> **INSTRUCTIONS FOR THE TASK**: Could you print the lines below unchanged, starting at the line that contains "video-camera-icon: ▭ [1198,155,1211,171]" and stopping after the line that contains "video-thumbnail[interactable]: SETSE ESTATAL"?

Start TASK DATA

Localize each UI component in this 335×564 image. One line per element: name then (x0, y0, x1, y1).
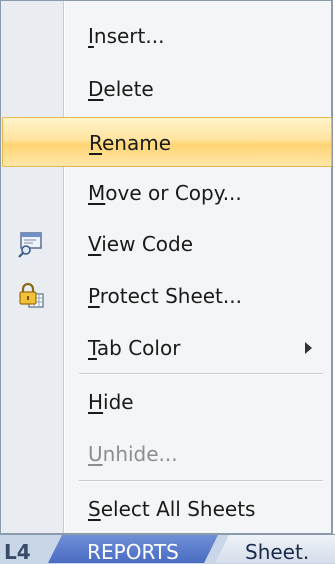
sheet-tab-context-menu: Insert... Delete Rename Move or Copy... … (0, 0, 333, 534)
menu-item-label: Protect Sheet... (88, 284, 242, 308)
menu-item-label: Unhide... (88, 442, 178, 466)
menu-item-label: View Code (88, 232, 194, 256)
menu-item-label: Select All Sheets (88, 497, 256, 521)
menu-item-label: Insert... (88, 24, 165, 48)
menu-item-move-or-copy[interactable]: Move or Copy... (1, 168, 332, 218)
protect-sheet-lock-icon (19, 282, 44, 308)
menu-item-label: Hide (88, 390, 134, 414)
sheet-tab-next[interactable]: Sheet. (215, 535, 335, 563)
menu-item-delete[interactable]: Delete (1, 64, 332, 114)
menu-item-rename[interactable]: Rename (2, 117, 332, 167)
sheet-tab-bar: L4 REPORTS Sheet. (0, 534, 335, 564)
menu-item-protect-sheet[interactable]: Protect Sheet... (1, 271, 332, 321)
menu-separator (79, 480, 323, 482)
menu-item-tab-color[interactable]: Tab Color (1, 323, 332, 373)
menu-item-label: Move or Copy... (88, 181, 242, 205)
submenu-arrow-icon (305, 342, 312, 354)
menu-separator (79, 373, 323, 375)
menu-item-view-code[interactable]: View Code (1, 219, 332, 269)
menu-item-label: Tab Color (88, 336, 181, 360)
menu-item-label: Delete (88, 77, 154, 101)
sheet-tab-reports[interactable]: REPORTS (48, 535, 218, 563)
menu-item-select-all-sheets[interactable]: Select All Sheets (1, 484, 332, 534)
menu-item-hide[interactable]: Hide (1, 377, 332, 427)
view-code-icon (18, 232, 42, 258)
menu-item-unhide: Unhide... (1, 429, 332, 479)
menu-item-insert[interactable]: Insert... (1, 11, 332, 61)
menu-item-label: Rename (89, 131, 172, 155)
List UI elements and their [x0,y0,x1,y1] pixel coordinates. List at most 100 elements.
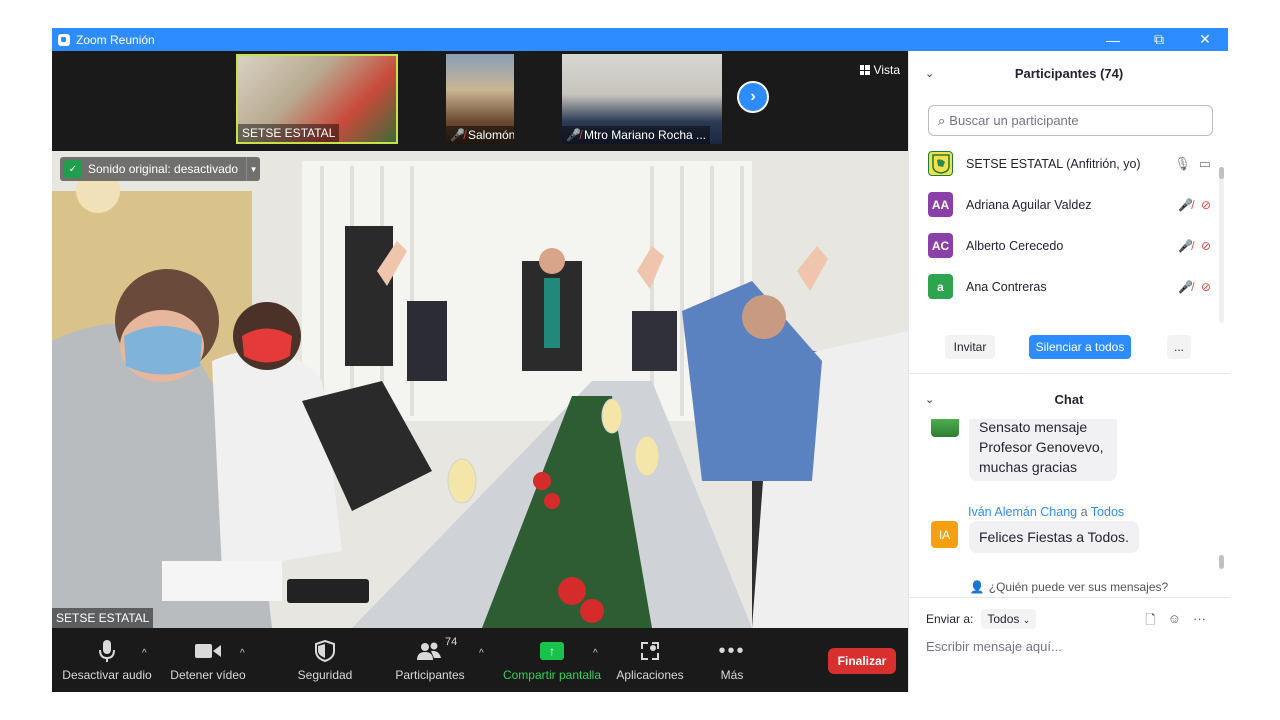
video-camera-icon: ▭ [1198,155,1211,171]
audio-options-caret[interactable]: ^ [142,648,147,659]
participants-header: ⌄ Participantes (74) [909,51,1229,95]
speaker-label: SETSE ESTATAL [52,608,154,628]
participant-status: 🎤̸ ⊘ [1178,198,1211,212]
window-title: Zoom Reunión [76,32,155,47]
video-thumbnail[interactable]: SETSE ESTATAL [236,54,398,144]
zoom-app-icon [58,33,70,46]
thumbnail-label: SETSE ESTATAL [238,124,340,142]
avatar: AA [928,192,953,217]
security-label: Seguridad [297,668,353,682]
view-label: Vista [873,63,900,77]
recipient-dropdown[interactable]: Todos ⌄ [981,609,1037,629]
video-thumbnail[interactable]: 🎤̸ Mtro Mariano Rocha ... [562,54,722,144]
apps-button[interactable]: Aplicaciones [614,628,686,692]
video-thumbnail[interactable]: 🎤̸ Salomón [446,54,514,144]
participant-row[interactable]: SETSE ESTATAL (Anfitrión, yo) 🎙 ▭ [909,143,1221,184]
mic-muted-icon: 🎤̸ [1177,197,1193,212]
shield-icon [315,638,335,664]
video-off-icon: ⊘ [1200,238,1211,253]
participant-row[interactable]: AA Adriana Aguilar Valdez 🎤̸ ⊘ [909,184,1221,225]
participant-name: Adriana Aguilar Valdez [966,197,1092,212]
participants-options-caret[interactable]: ^ [479,648,484,659]
sender-name: Iván Alemán Chang [968,505,1078,519]
avatar [931,419,959,437]
invite-button[interactable]: Invitar [945,335,995,359]
emoji-icon[interactable]: ☺ [1168,611,1181,633]
participant-status: 🎤̸ ⊘ [1178,280,1211,294]
search-icon: ⌕ [938,112,946,128]
participants-label: Participantes [395,668,465,682]
grid-view-icon [859,65,870,75]
chevron-down-icon[interactable]: ▼ [246,157,260,181]
video-off-icon: ⊘ [1200,197,1211,212]
original-sound-toggle[interactable]: ✓ Sonido original: desactivado ▼ [60,157,261,181]
send-to-row: Enviar a: Todos ⌄ [926,609,1037,629]
chat-sender: Iván Alemán Chang a Todos [968,505,1124,519]
more-button[interactable]: ••• Más [704,628,760,692]
mic-muted-icon: 🎤̸ [450,128,465,142]
recipient-name: Todos [1090,505,1125,519]
participant-scrollbar[interactable] [1219,167,1224,323]
file-icon[interactable]: 🗋 [1145,611,1155,633]
person-info-icon: 👤 [969,580,985,594]
participant-status: 🎤̸ ⊘ [1178,239,1211,253]
collapse-chevron-icon[interactable]: ⌄ [925,393,934,406]
participant-list: SETSE ESTATAL (Anfitrión, yo) 🎙 ▭ AA Adr… [909,143,1221,333]
participants-count-badge: 74 [445,636,458,648]
chat-scrollbar[interactable] [1219,419,1224,569]
participants-icon: 74 [417,636,457,664]
panel-divider [909,373,1229,374]
share-arrow-icon: ↑ [540,642,564,660]
restore-button[interactable]: ⧉ [1136,28,1182,51]
meeting-room-scene [52,151,908,628]
share-label: Compartir pantalla [502,668,602,682]
video-off-icon: ⊘ [1200,279,1211,294]
video-strip: SETSE ESTATAL 🎤̸ Salomón 🎤̸ Mtro Mariano R… [52,51,908,147]
audio-label: Desactivar audio [62,668,152,682]
main-video[interactable]: ✓ Sonido original: desactivado ▼ SETSE E… [52,151,908,628]
video-options-caret[interactable]: ^ [240,648,245,659]
apps-label: Aplicaciones [616,668,684,682]
mute-all-button[interactable]: Silenciar a todos [1029,335,1131,359]
collapse-chevron-icon[interactable]: ⌄ [925,67,934,80]
security-button[interactable]: Seguridad [288,628,362,692]
avatar: AC [928,233,953,258]
close-button[interactable]: ✕ [1182,28,1228,51]
sender-connector: a [1080,505,1088,519]
chat-tools: 🗋 ☺ ··· [1145,611,1206,633]
chat-divider [909,597,1229,598]
chevron-right-icon: › [750,88,756,105]
who-can-see-link[interactable]: 👤 ¿Quién puede ver sus mensajes? [909,577,1229,597]
view-button[interactable]: Vista [859,63,900,77]
participants-title: Participantes (74) [1014,65,1124,81]
participants-button[interactable]: 74 Participantes [388,628,472,692]
next-page-button[interactable]: › [737,81,769,113]
mute-audio-button[interactable]: Desactivar audio [62,628,152,692]
meeting-toolbar: Desactivar audio ^ Detener vídeo ^ Segur… [52,628,908,692]
participant-search-input[interactable]: ⌕ Buscar un participante [928,105,1213,136]
mic-muted-icon: 🎤̸ [566,128,581,142]
meeting-area: SETSE ESTATAL 🎤̸ Salomón 🎤̸ Mtro Mariano R… [52,51,908,692]
more-options-button[interactable]: ... [1167,335,1191,359]
participant-name: Alberto Cerecedo [966,238,1064,253]
ellipsis-icon[interactable]: ··· [1193,611,1206,633]
shield-check-icon: ✓ [64,160,82,178]
participant-status: 🎙 ▭ [1174,156,1211,172]
chat-title: Chat [1054,391,1084,407]
participant-row[interactable]: a Ana Contreras 🎤̸ ⊘ [909,266,1221,307]
share-options-caret[interactable]: ^ [593,648,598,659]
end-meeting-button[interactable]: Finalizar [828,648,896,674]
chevron-down-icon: ⌄ [1022,615,1031,625]
chat-message-input[interactable]: Escribir mensaje aquí... [926,639,1062,654]
thumbnail-label: 🎤̸ Salomón [446,126,514,144]
microphone-icon: 🎙 [1174,155,1191,171]
microphone-icon [99,638,115,664]
participant-row[interactable]: AC Alberto Cerecedo 🎤̸ ⊘ [909,225,1221,266]
chat-message: Felices Fiestas a Todos. [969,521,1139,553]
side-panel: ⌄ Participantes (74) ⌕ Buscar un partici… [908,51,1229,692]
video-camera-icon [195,638,221,664]
stop-video-button[interactable]: Detener vídeo [164,628,252,692]
minimize-button[interactable]: — [1090,28,1136,51]
share-screen-button[interactable]: ↑ Compartir pantalla [500,628,604,692]
apps-icon [640,638,660,664]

End TASK DATA

> **EXERCISE OUTPUT**:
video-camera-icon: ▭ [1198,155,1211,171]
audio-options-caret[interactable]: ^ [142,648,147,659]
participants-header: ⌄ Participantes (74) [909,51,1229,95]
speaker-label: SETSE ESTATAL [52,608,154,628]
participant-status: 🎤̸ ⊘ [1178,198,1211,212]
window-title: Zoom Reunión [76,32,155,47]
video-thumbnail[interactable]: SETSE ESTATAL [236,54,398,144]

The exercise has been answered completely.